╭─ RECORDS SUPPLIED

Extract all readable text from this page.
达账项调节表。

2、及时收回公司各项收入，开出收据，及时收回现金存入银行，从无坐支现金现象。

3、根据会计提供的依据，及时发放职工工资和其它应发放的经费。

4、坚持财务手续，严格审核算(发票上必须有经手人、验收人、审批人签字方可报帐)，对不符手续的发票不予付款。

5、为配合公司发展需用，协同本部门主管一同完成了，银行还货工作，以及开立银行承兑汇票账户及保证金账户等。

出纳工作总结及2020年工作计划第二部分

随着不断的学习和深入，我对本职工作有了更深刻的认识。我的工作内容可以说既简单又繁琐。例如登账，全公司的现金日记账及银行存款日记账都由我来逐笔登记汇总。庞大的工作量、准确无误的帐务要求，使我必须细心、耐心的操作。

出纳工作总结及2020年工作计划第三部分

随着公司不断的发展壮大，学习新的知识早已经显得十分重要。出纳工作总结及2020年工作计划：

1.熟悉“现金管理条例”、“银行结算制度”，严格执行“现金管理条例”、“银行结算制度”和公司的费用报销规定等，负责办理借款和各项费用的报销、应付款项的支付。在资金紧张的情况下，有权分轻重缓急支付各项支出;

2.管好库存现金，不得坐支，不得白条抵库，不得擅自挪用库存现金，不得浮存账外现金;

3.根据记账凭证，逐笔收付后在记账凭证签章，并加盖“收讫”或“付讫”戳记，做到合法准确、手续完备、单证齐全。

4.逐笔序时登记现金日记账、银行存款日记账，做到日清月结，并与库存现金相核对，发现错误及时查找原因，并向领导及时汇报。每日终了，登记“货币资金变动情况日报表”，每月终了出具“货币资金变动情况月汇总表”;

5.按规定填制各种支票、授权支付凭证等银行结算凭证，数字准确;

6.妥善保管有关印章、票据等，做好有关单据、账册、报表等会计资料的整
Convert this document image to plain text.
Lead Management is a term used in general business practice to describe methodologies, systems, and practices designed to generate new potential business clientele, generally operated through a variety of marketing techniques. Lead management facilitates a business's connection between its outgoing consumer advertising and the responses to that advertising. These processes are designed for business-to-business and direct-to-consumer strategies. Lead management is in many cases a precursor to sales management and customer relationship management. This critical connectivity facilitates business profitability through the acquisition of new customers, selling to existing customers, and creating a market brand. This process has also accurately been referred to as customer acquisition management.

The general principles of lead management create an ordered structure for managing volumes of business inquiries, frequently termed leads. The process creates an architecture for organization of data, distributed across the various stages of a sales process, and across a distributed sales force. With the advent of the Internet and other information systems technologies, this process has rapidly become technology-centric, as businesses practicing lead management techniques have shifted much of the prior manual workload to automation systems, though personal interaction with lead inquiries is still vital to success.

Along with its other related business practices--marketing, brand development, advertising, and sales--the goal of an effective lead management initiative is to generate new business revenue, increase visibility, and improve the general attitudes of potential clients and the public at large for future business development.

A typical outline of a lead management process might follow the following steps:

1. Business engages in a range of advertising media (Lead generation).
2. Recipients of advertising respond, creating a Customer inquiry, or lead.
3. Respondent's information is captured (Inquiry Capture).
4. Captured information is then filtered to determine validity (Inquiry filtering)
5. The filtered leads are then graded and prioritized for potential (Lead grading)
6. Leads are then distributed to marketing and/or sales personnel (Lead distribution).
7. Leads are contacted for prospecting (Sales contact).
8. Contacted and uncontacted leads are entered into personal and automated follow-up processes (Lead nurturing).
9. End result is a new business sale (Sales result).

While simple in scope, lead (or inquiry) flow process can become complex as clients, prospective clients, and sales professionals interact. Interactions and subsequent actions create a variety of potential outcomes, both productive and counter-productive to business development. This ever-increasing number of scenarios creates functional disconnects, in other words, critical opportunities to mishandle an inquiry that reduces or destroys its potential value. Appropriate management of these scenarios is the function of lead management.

╰─
╭─ RECORDS SUPPLIED

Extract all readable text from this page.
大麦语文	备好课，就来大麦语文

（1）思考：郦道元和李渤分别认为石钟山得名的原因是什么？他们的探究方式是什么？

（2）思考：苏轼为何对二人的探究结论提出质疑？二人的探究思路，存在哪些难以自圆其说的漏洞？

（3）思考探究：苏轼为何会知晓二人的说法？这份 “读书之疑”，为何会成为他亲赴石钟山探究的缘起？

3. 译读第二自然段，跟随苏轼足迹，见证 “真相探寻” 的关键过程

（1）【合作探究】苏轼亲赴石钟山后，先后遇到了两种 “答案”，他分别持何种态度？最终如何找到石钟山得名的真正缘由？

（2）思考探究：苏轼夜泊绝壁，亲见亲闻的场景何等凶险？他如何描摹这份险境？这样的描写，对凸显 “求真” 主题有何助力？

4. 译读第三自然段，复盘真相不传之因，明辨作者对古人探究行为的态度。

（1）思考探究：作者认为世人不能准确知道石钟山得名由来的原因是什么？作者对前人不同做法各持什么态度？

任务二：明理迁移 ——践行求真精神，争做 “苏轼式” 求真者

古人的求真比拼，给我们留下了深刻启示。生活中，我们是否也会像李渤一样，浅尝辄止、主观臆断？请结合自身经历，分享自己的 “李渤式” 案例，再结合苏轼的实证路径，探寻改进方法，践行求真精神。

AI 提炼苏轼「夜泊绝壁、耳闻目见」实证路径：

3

╰─
╭─ RECORDS SUPPLIED

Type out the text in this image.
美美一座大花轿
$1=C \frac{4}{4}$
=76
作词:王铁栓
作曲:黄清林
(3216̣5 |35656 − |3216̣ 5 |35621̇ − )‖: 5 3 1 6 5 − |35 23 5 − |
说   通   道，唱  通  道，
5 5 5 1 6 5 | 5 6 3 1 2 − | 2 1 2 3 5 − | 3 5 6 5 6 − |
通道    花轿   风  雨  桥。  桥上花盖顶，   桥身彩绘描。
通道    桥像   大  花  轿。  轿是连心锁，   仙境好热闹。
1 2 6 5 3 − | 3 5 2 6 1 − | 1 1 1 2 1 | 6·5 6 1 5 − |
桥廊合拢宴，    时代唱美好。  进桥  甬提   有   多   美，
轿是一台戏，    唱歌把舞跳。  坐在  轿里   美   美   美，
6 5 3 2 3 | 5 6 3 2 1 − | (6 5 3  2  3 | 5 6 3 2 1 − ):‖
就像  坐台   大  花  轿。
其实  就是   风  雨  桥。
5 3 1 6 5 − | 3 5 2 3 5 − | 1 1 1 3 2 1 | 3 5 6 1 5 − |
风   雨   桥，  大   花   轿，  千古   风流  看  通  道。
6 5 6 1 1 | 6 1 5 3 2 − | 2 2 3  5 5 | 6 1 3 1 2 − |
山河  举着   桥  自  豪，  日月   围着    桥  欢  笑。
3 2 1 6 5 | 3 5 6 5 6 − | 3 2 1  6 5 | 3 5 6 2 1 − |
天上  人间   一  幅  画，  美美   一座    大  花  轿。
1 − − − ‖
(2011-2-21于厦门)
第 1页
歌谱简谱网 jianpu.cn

╰─

Search the entries for the word "image" and gather every line where it appears.

▶ **FINISHED ANSWER**
Convert this document image to plain text.
Type out the text in this image.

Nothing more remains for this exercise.